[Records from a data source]
=======
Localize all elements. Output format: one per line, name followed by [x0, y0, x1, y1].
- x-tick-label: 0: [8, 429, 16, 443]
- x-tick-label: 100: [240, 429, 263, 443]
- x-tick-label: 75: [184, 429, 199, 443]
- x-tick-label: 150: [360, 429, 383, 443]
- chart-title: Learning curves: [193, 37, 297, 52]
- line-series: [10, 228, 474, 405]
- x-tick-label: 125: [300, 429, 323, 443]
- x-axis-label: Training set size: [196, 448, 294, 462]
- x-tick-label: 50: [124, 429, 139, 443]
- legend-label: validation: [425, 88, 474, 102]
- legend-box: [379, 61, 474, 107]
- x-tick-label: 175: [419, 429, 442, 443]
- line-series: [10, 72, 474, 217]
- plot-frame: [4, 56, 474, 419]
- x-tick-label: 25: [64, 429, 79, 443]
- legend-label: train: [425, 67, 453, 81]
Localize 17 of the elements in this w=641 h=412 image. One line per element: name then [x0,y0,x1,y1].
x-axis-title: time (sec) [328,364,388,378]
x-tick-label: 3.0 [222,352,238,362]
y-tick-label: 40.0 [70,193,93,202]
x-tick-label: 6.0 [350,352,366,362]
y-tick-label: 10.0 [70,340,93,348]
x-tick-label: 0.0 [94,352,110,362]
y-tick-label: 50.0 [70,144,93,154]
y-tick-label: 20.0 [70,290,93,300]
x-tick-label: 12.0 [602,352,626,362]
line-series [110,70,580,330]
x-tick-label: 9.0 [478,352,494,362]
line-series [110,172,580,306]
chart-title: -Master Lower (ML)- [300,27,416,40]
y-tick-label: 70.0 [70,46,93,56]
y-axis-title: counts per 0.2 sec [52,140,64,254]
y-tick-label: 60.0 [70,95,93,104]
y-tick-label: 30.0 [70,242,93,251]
=======
> PROBLEM TO SOLVE:
Rewrite all of the records with each "x-tick-label" changed to "x-axis tick". Keep everything else the same.

> SOLUTION BELOW:
Localize all elements. Output format: one per line, name followed by [x0, y0, x1, y1].
- x-axis tick: 0: [8, 429, 16, 443]
- x-axis tick: 100: [240, 429, 263, 443]
- x-axis tick: 75: [184, 429, 199, 443]
- x-axis tick: 150: [360, 429, 383, 443]
- chart-title: Learning curves: [193, 37, 297, 52]
- line-series: [10, 228, 474, 405]
- x-axis tick: 125: [300, 429, 323, 443]
- x-axis-label: Training set size: [196, 448, 294, 462]
- x-axis tick: 50: [124, 429, 139, 443]
- legend-label: validation: [425, 88, 474, 102]
- legend-box: [379, 61, 474, 107]
- x-axis tick: 175: [419, 429, 442, 443]
- line-series: [10, 72, 474, 217]
- plot-frame: [4, 56, 474, 419]
- x-axis tick: 25: [64, 429, 79, 443]
- legend-label: train: [425, 67, 453, 81]
Localize 17 of the elements in this w=641 h=412 image. One line per element: name then [x0,y0,x1,y1].
x-axis-title: time (sec) [328,364,388,378]
x-axis tick: 3.0 [222,352,238,362]
y-tick-label: 40.0 [70,193,93,202]
x-axis tick: 6.0 [350,352,366,362]
y-tick-label: 10.0 [70,340,93,348]
x-axis tick: 0.0 [94,352,110,362]
y-tick-label: 50.0 [70,144,93,154]
y-tick-label: 20.0 [70,290,93,300]
x-axis tick: 12.0 [602,352,626,362]
line-series [110,70,580,330]
x-axis tick: 9.0 [478,352,494,362]
line-series [110,172,580,306]
chart-title: -Master Lower (ML)- [300,27,416,40]
y-tick-label: 70.0 [70,46,93,56]
y-axis-title: counts per 0.2 sec [52,140,64,254]
y-tick-label: 60.0 [70,95,93,104]
y-tick-label: 30.0 [70,242,93,251]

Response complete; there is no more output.